**Aim of the task**
All lines in the data bearing the string "JSON" should be identified and copied.

**Material shown**
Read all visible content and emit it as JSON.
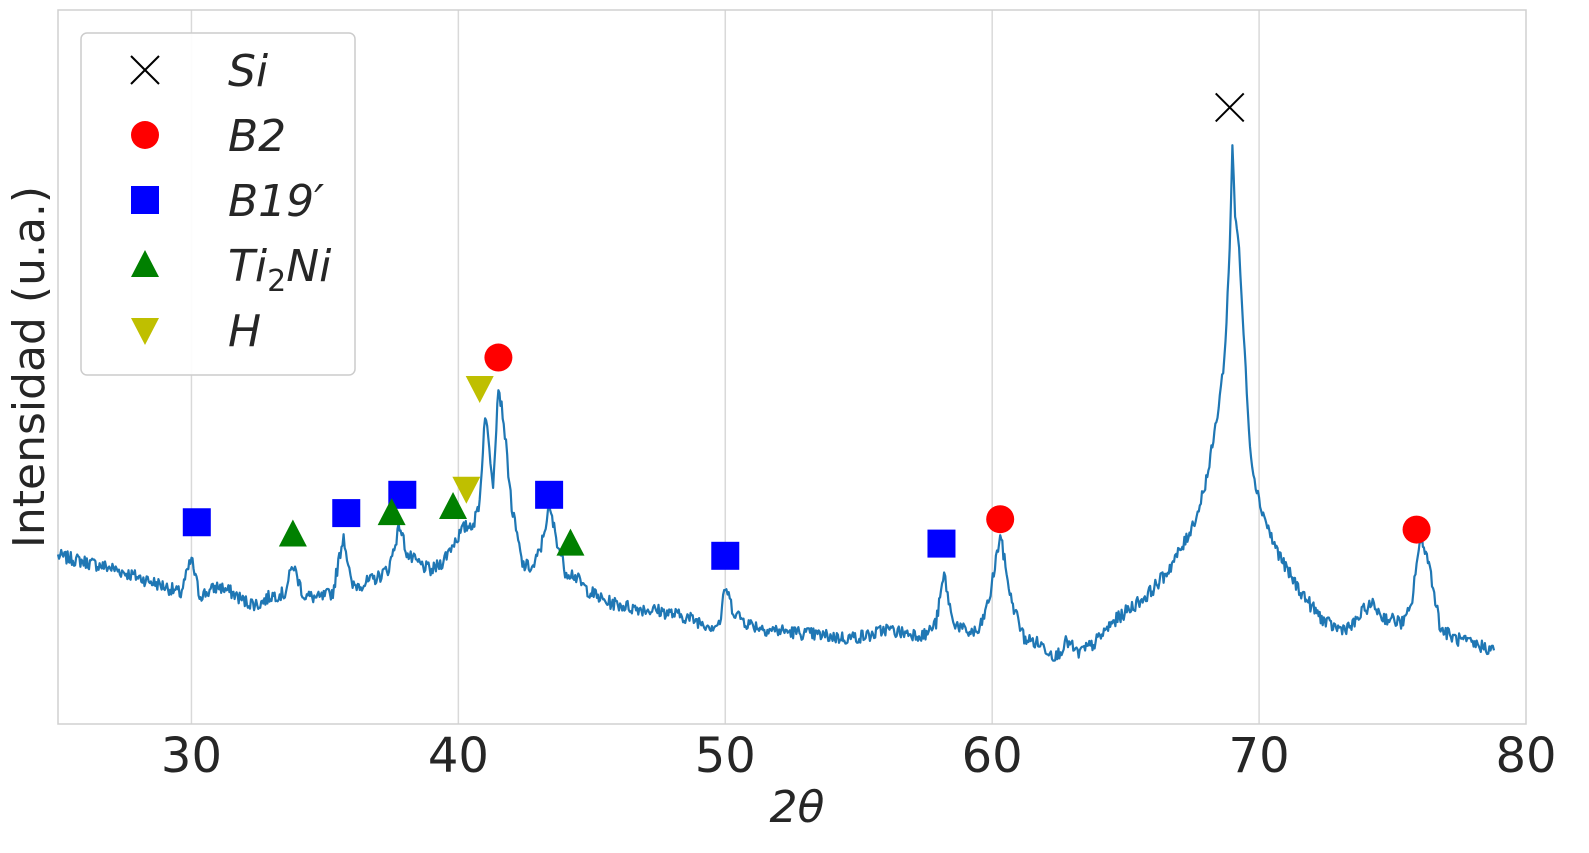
{
  "chart_data": {
    "type": "line",
    "title": "",
    "xlabel": "2θ",
    "ylabel": "Intensidad (u.a.)",
    "xlim": [
      25,
      80
    ],
    "ylim": [
      0,
      100
    ],
    "xticks": [
      30,
      40,
      50,
      60,
      70,
      80
    ],
    "x_tick_labels": [
      "30",
      "40",
      "50",
      "60",
      "70",
      "80"
    ],
    "y_ticks_shown": false,
    "grid": "vertical",
    "line_color": "#1f77b4",
    "legend_position": "top-left",
    "series": [
      {
        "x": [
          25.0,
          26.0,
          27.0,
          28.0,
          29.0,
          29.6,
          30.0,
          30.3,
          30.6,
          31.0,
          31.5,
          32.0,
          32.5,
          33.0,
          33.5,
          33.8,
          34.2,
          34.8,
          35.3,
          35.7,
          36.0,
          36.5,
          37.0,
          37.4,
          37.8,
          38.1,
          38.6,
          39.0,
          39.4,
          39.8,
          40.2,
          40.6,
          40.8,
          41.0,
          41.2,
          41.3,
          41.5,
          41.7,
          42.0,
          42.4,
          42.8,
          43.1,
          43.4,
          43.7,
          44.0,
          44.3,
          44.8,
          45.5,
          46.5,
          47.5,
          48.5,
          49.5,
          49.8,
          50.0,
          50.3,
          50.8,
          51.5,
          52.5,
          53.5,
          54.5,
          55.5,
          56.0,
          56.5,
          57.5,
          57.9,
          58.2,
          58.5,
          59.0,
          59.5,
          59.9,
          60.3,
          60.7,
          61.2,
          61.8,
          62.4,
          62.8,
          63.2,
          63.8,
          64.5,
          65.2,
          65.8,
          66.5,
          67.2,
          67.7,
          68.1,
          68.4,
          68.7,
          68.9,
          69.0,
          69.1,
          69.2,
          69.3,
          69.5,
          69.7,
          70.0,
          70.5,
          71.0,
          71.5,
          72.0,
          72.5,
          73.0,
          73.5,
          74.0,
          74.3,
          74.6,
          75.0,
          75.4,
          75.7,
          75.9,
          76.1,
          76.4,
          76.8,
          77.3,
          78.0,
          78.5,
          78.8
        ],
        "y": [
          22.0,
          21.0,
          20.0,
          18.5,
          17.0,
          15.8,
          21.5,
          15.5,
          16.0,
          17.0,
          16.0,
          14.5,
          14.0,
          15.5,
          15.8,
          20.6,
          15.5,
          15.0,
          16.0,
          25.5,
          17.0,
          17.5,
          18.5,
          20.0,
          27.0,
          22.0,
          20.5,
          19.5,
          21.0,
          24.0,
          26.5,
          27.5,
          31.0,
          45.5,
          38.0,
          34.0,
          50.0,
          44.0,
          30.0,
          20.5,
          20.0,
          23.5,
          30.0,
          24.5,
          19.5,
          19.0,
          16.5,
          14.5,
          13.5,
          13.0,
          12.0,
          10.5,
          11.0,
          17.0,
          13.0,
          11.0,
          10.0,
          9.5,
          9.0,
          8.5,
          9.0,
          10.0,
          9.5,
          9.0,
          11.0,
          19.0,
          11.5,
          9.5,
          9.5,
          15.0,
          25.5,
          15.0,
          8.5,
          7.5,
          5.5,
          8.0,
          6.0,
          7.5,
          11.0,
          13.5,
          15.5,
          19.0,
          24.0,
          29.0,
          36.0,
          44.0,
          54.0,
          72.0,
          90.0,
          78.0,
          75.0,
          68.0,
          52.0,
          38.0,
          31.0,
          24.5,
          20.0,
          16.5,
          13.5,
          11.0,
          10.0,
          10.5,
          13.5,
          14.0,
          12.0,
          11.5,
          11.0,
          13.5,
          21.0,
          25.0,
          20.0,
          10.0,
          8.5,
          7.5,
          7.0,
          6.5
        ]
      }
    ],
    "legend": [
      {
        "marker": "x",
        "color": "#000000",
        "label": "Si"
      },
      {
        "marker": "circle",
        "color": "#ff0000",
        "label": "B2"
      },
      {
        "marker": "square",
        "color": "#0000ff",
        "label": "B19′"
      },
      {
        "marker": "triangle-up",
        "color": "#008000",
        "label": "Ti",
        "label_sub": "2",
        "label_after": "Ni"
      },
      {
        "marker": "triangle-down",
        "color": "#bfbf00",
        "label": "H"
      }
    ],
    "annotations": [
      {
        "phase": "Si",
        "marker": "x",
        "color": "#000000",
        "points": [
          [
            68.9,
            95.5
          ]
        ]
      },
      {
        "phase": "B2",
        "marker": "circle",
        "color": "#ff0000",
        "points": [
          [
            41.5,
            54.5
          ],
          [
            60.3,
            28.0
          ],
          [
            75.9,
            26.3
          ]
        ]
      },
      {
        "phase": "B19′",
        "marker": "square",
        "color": "#0000ff",
        "points": [
          [
            30.2,
            27.5
          ],
          [
            35.8,
            29.0
          ],
          [
            37.9,
            32.0
          ],
          [
            43.4,
            32.0
          ],
          [
            50.0,
            22.0
          ],
          [
            58.1,
            24.0
          ]
        ]
      },
      {
        "phase": "Ti2Ni",
        "marker": "triangle-up",
        "color": "#008000",
        "points": [
          [
            33.8,
            25.5
          ],
          [
            37.5,
            29.0
          ],
          [
            39.8,
            30.0
          ],
          [
            44.2,
            24.0
          ]
        ]
      },
      {
        "phase": "H",
        "marker": "triangle-down",
        "color": "#bfbf00",
        "points": [
          [
            40.3,
            33.0
          ],
          [
            40.8,
            49.5
          ]
        ]
      }
    ]
  }
}
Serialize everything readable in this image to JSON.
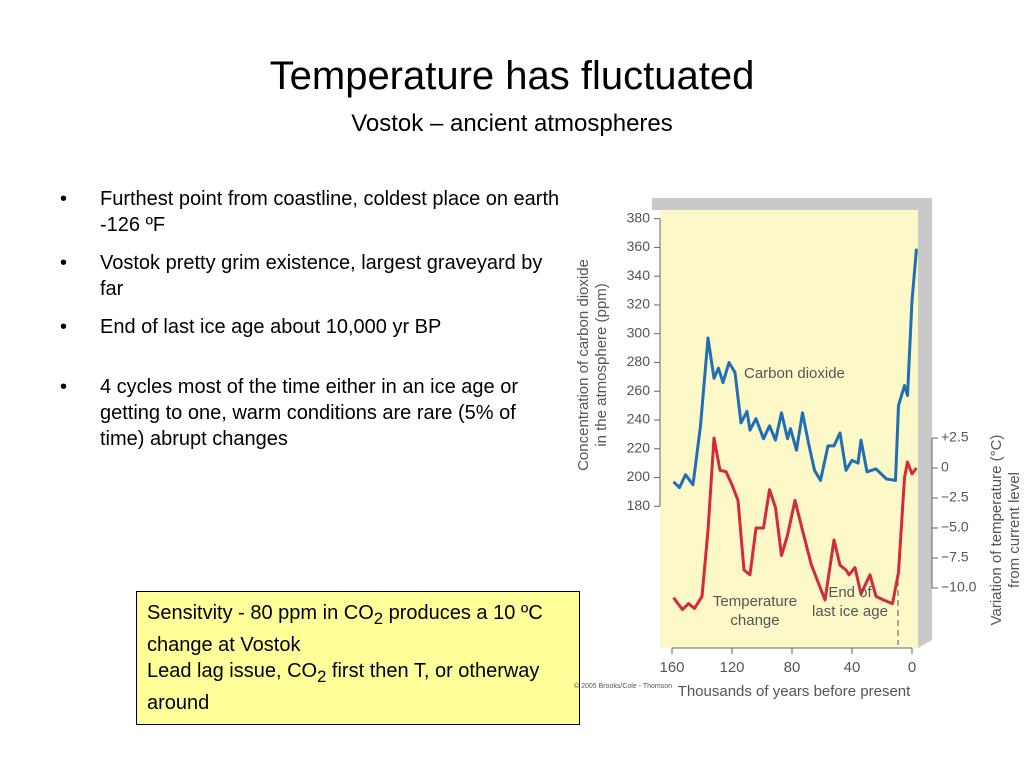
{
  "title": "Temperature has fluctuated",
  "subtitle": "Vostok – ancient atmospheres",
  "bullets": [
    "Furthest point from coastline, coldest place on earth -126 ºF",
    "Vostok pretty grim existence, largest graveyard by far",
    "End of last ice age about 10,000 yr BP",
    "4 cycles most of the time either in an ice age or getting to one, warm conditions are rare (5% of time) abrupt changes"
  ],
  "callout": {
    "line1": [
      "Sensitvity - 80 ppm in CO",
      "2",
      " produces a 10 ºC change at Vostok"
    ],
    "line2": [
      "Lead lag issue, CO",
      "2",
      " first then T, or otherway around"
    ]
  },
  "chart_data": {
    "type": "line",
    "x_label": "Thousands of years before present",
    "y_label": [
      "Concentration of carbon dioxide",
      "in the atmosphere (ppm)"
    ],
    "y2_label": [
      "Variation of temperature (°C)",
      "from current level"
    ],
    "annotations": {
      "co2": "Carbon dioxide",
      "temp": [
        "Temperature",
        "change"
      ],
      "ice": [
        "End of",
        "last ice age"
      ]
    },
    "credit": "© 2005 Brooks/Cole - Thomson",
    "xlim": [
      168,
      -4
    ],
    "xticks": [
      160,
      120,
      80,
      40,
      0
    ],
    "ylim": [
      94,
      386
    ],
    "yticks": [
      180,
      200,
      220,
      240,
      260,
      280,
      300,
      320,
      340,
      360,
      380
    ],
    "y2lim": [
      -13.5,
      21.5
    ],
    "y2ticks": [
      {
        "value": 2.5,
        "label": "+2.5"
      },
      0,
      {
        "value": -2.5,
        "label": "−2.5"
      },
      {
        "value": -5,
        "label": "−5.0"
      },
      {
        "value": -7.5,
        "label": "−7.5"
      },
      {
        "value": -10,
        "label": "−10.0"
      }
    ],
    "series": [
      {
        "name": "Carbon dioxide",
        "color": "#1f6fb5",
        "x": [
          159,
          155,
          151,
          146,
          141,
          136,
          132,
          129,
          126,
          122,
          118,
          114,
          110,
          108,
          104,
          99,
          95,
          91,
          87,
          83,
          81,
          77,
          73,
          69,
          65,
          61,
          56,
          52,
          48,
          44,
          40,
          36,
          34,
          30,
          24,
          17,
          11,
          9,
          5,
          3,
          0,
          -3
        ],
        "values": [
          197,
          193,
          202,
          195,
          236,
          297,
          269,
          276,
          266,
          280,
          273,
          238,
          246,
          233,
          241,
          227,
          236,
          226,
          245,
          227,
          234,
          219,
          245,
          224,
          205,
          198,
          222,
          222,
          231,
          205,
          212,
          210,
          226,
          204,
          206,
          199,
          198,
          250,
          264,
          257,
          323,
          359
        ]
      },
      {
        "name": "Temperature change",
        "color": "#d42a3a",
        "axis": "y2",
        "x": [
          159,
          153,
          149,
          145,
          140,
          136,
          132,
          128,
          124,
          120,
          116,
          112,
          108,
          104,
          99,
          95,
          91,
          87,
          83,
          78,
          73,
          67,
          58,
          52,
          48,
          44,
          42,
          38,
          34,
          28,
          24,
          19,
          13,
          9,
          5,
          3,
          0,
          -3
        ],
        "values": [
          -10.8,
          -11.8,
          -11.3,
          -11.7,
          -10.7,
          -5.2,
          2.5,
          -0.2,
          -0.3,
          -1.4,
          -2.7,
          -8.5,
          -8.9,
          -5.0,
          -5.0,
          -1.8,
          -3.3,
          -7.3,
          -5.6,
          -2.7,
          -5.2,
          -8.1,
          -11.0,
          -6.0,
          -8.1,
          -8.5,
          -8.9,
          -8.3,
          -10.5,
          -8.9,
          -10.7,
          -11.0,
          -11.3,
          -8.7,
          -0.8,
          0.5,
          -0.5,
          0
        ]
      }
    ]
  }
}
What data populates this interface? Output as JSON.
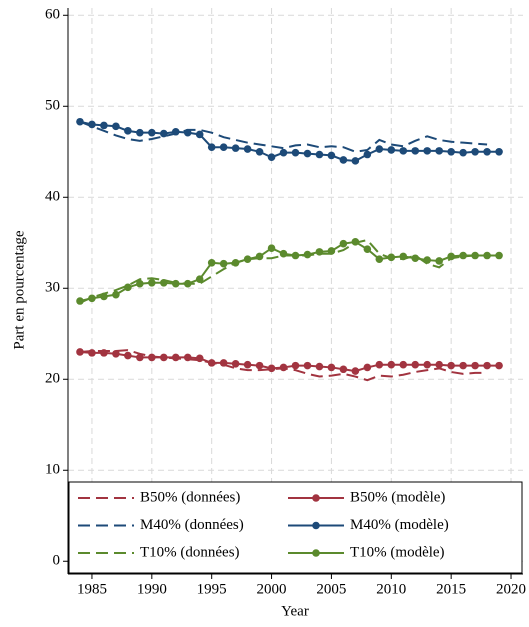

**Result below**
Read all visible content and emit it as JSON.
Serialize everything readable in this image to JSON.
What data populates this interface? Output as JSON.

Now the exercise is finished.